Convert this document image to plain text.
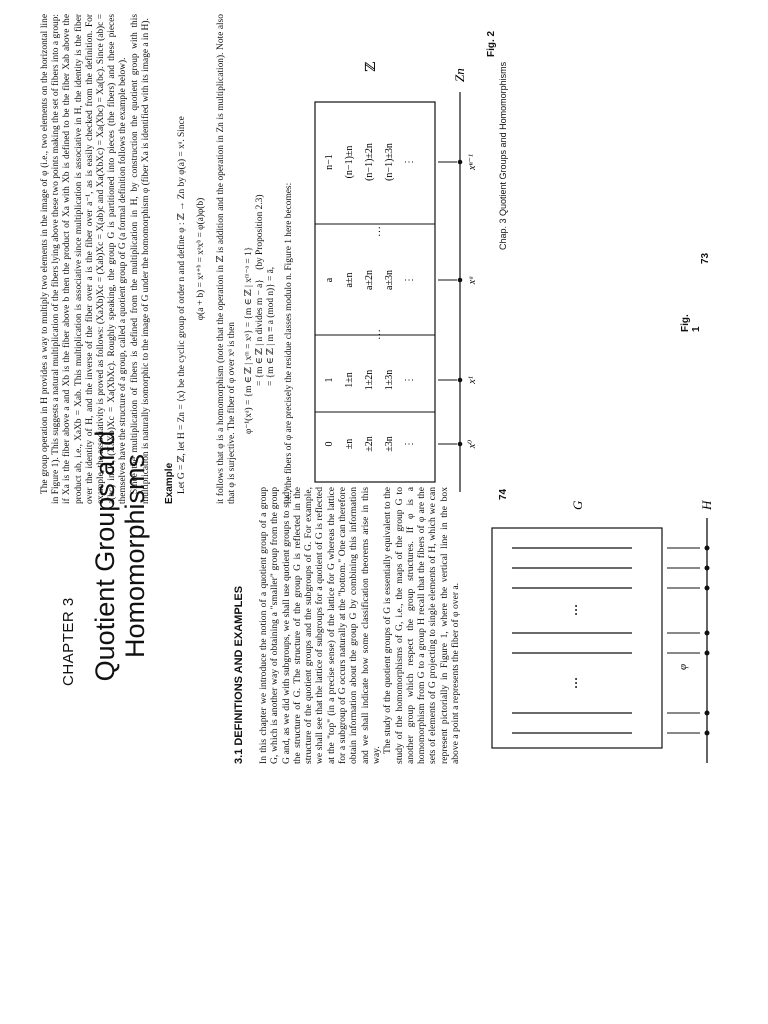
CHAPTER 3 Quotient Groups and Homomorphisms
3.1 DEFINITIONS AND EXAMPLES In this chapter we introduce the notion of a quotient group of a group G, which is another way of obtaining a "smaller" group from the group G and, as we did with subgroups, we shall use quotient groups to study the structure of G. The structure of the group G is reflected in the structure of the quotient groups and the subgroups of G. For example, we shall see that the lattice of subgroups for a quotient of G is reflected at the "top" (in a precise sense) of the lattice for G whereas the lattice for a subgroup of G occurs naturally at the "bottom." One can therefore obtain information about the group G by combining this information and we shall indicate how some classification theorems arise in this way.

The study of the quotient groups of G is essentially equivalent to the study of the homomorphisms of G, i.e., the maps of the group G to another group which respect the group structures. If φ is a homomorphism from G to a group H recall that the fibers of φ are the sets of elements of G projecting to single elements of H, which we can represent pictorially in Figure 1, where the vertical line in the box above a point a represents the fiber of φ over a.	...
...
φ
G	H
Fig. 1
73

The group operation in H provides a way to multiply two elements in the image of φ (i.e., two elements on the horizontal line in Figure 1). This suggests a natural multiplication of the fibers lying above these two points making the set of fibers into a group: if Xa is the fiber above a and Xb is the fiber above b then the product of Xa with Xb is defined to be the fiber Xab above the product ab, i.e., XaXb = Xab. This multiplication is associative since multiplication is associative in H, the identity is the fiber over the identity of H, and the inverse of the fiber over a is the fiber over a⁻¹, as is easily checked from the definition. For example, the associativity is proved as follows: (XaXb)Xc = (Xab)Xc = X(ab)c and Xa(XbXc) = Xa(Xbc) = Xa(bc). Since (ab)c = a(bc) in H, (XaXb)Xc = Xa(XbXc). Roughly speaking, the group G is partitioned into pieces (the fibers) and these pieces themselves have the structure of a group, called a quotient group of G (a formal definition follows the example below). Since the multiplication of fibers is defined from the multiplication in H, by construction the quotient group with this multiplication is naturally isomorphic to the image of G under the homomorphism φ (fiber Xa is identified with its image a in H). Example Let G = ℤ, let H = Zn = ⟨x⟩ be the cyclic group of order n and define φ : ℤ → Zn by φ(a) = xᵃ. Since φ(a + b) = xᵃ⁺ᵇ = xᵃxᵇ = φ(a)φ(b) it follows that φ is a homomorphism (note that the operation in ℤ is addition and the operation in Zn is multiplication). Note also that φ is surjective. The fiber of φ over xᵃ is then φ⁻¹(xᵃ) = {m ∈ ℤ | xᵐ = xᵃ} = {m ∈ ℤ | xᵐ⁻ᵃ = 1} = {m ∈ ℤ | n divides m − a}    (by Proposition 2.3)
= {m ∈ ℤ | m ≡ a (mod n)} = ā, i.e., the fibers of φ are precisely the residue classes modulo n. Figure 1 here becomes:	0 ±n ±2n ±3n ⋮	x⁰
1 1±n 1±2n 1±3n ⋮	x¹
a a±n a±2n a±3n ⋮	xᵃ
n−1 (n−1)±n (n−1)±2n (n−1)±3n ⋮	xⁿ⁻¹
ℤ
Zn
…
…
Fig. 2
74
Chap. 3 Quotient Groups and Homomorphisms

Required task -
Transcribe all of the material exactly, leaving out whatever pictures it contains.

Full solution -
Convert this document image to plain text.
CHAPTER 3 Quotient Groups and Homomorphisms
3.1 DEFINITIONS AND EXAMPLES In this chapter we introduce the notion of a quotient group of a group G, which is another way of obtaining a "smaller" group from the group G and, as we did with subgroups, we shall use quotient groups to study the structure of G. The structure of the group G is reflected in the structure of the quotient groups and the subgroups of G. For example, we shall see that the lattice of subgroups for a quotient of G is reflected at the "top" (in a precise sense) of the lattice for G whereas the lattice for a subgroup of G occurs naturally at the "bottom." One can therefore obtain information about the group G by combining this information and we shall indicate how some classification theorems arise in this way.

The study of the quotient groups of G is essentially equivalent to the study of the homomorphisms of G, i.e., the maps of the group G to another group which respect the group structures. If φ is a homomorphism from G to a group H recall that the fibers of φ are the sets of elements of G projecting to single elements of H, which we can represent pictorially in Figure 1, where the vertical line in the box above a point a represents the fiber of φ over a.	...
...
φ
G	H
Fig. 1
73

The group operation in H provides a way to multiply two elements in the image of φ (i.e., two elements on the horizontal line in Figure 1). This suggests a natural multiplication of the fibers lying above these two points making the set of fibers into a group: if Xa is the fiber above a and Xb is the fiber above b then the product of Xa with Xb is defined to be the fiber Xab above the product ab, i.e., XaXb = Xab. This multiplication is associative since multiplication is associative in H, the identity is the fiber over the identity of H, and the inverse of the fiber over a is the fiber over a⁻¹, as is easily checked from the definition. For example, the associativity is proved as follows: (XaXb)Xc = (Xab)Xc = X(ab)c and Xa(XbXc) = Xa(Xbc) = Xa(bc). Since (ab)c = a(bc) in H, (XaXb)Xc = Xa(XbXc). Roughly speaking, the group G is partitioned into pieces (the fibers) and these pieces themselves have the structure of a group, called a quotient group of G (a formal definition follows the example below). Since the multiplication of fibers is defined from the multiplication in H, by construction the quotient group with this multiplication is naturally isomorphic to the image of G under the homomorphism φ (fiber Xa is identified with its image a in H). Example Let G = ℤ, let H = Zn = ⟨x⟩ be the cyclic group of order n and define φ : ℤ → Zn by φ(a) = xᵃ. Since φ(a + b) = xᵃ⁺ᵇ = xᵃxᵇ = φ(a)φ(b) it follows that φ is a homomorphism (note that the operation in ℤ is addition and the operation in Zn is multiplication). Note also that φ is surjective. The fiber of φ over xᵃ is then φ⁻¹(xᵃ) = {m ∈ ℤ | xᵐ = xᵃ} = {m ∈ ℤ | xᵐ⁻ᵃ = 1} = {m ∈ ℤ | n divides m − a}    (by Proposition 2.3)
= {m ∈ ℤ | m ≡ a (mod n)} = ā, i.e., the fibers of φ are precisely the residue classes modulo n. Figure 1 here becomes:	0 ±n ±2n ±3n ⋮	x⁰
1 1±n 1±2n 1±3n ⋮	x¹
a a±n a±2n a±3n ⋮	xᵃ
n−1 (n−1)±n (n−1)±2n (n−1)±3n ⋮	xⁿ⁻¹
ℤ
Zn
…
…
Fig. 2
74
Chap. 3 Quotient Groups and Homomorphisms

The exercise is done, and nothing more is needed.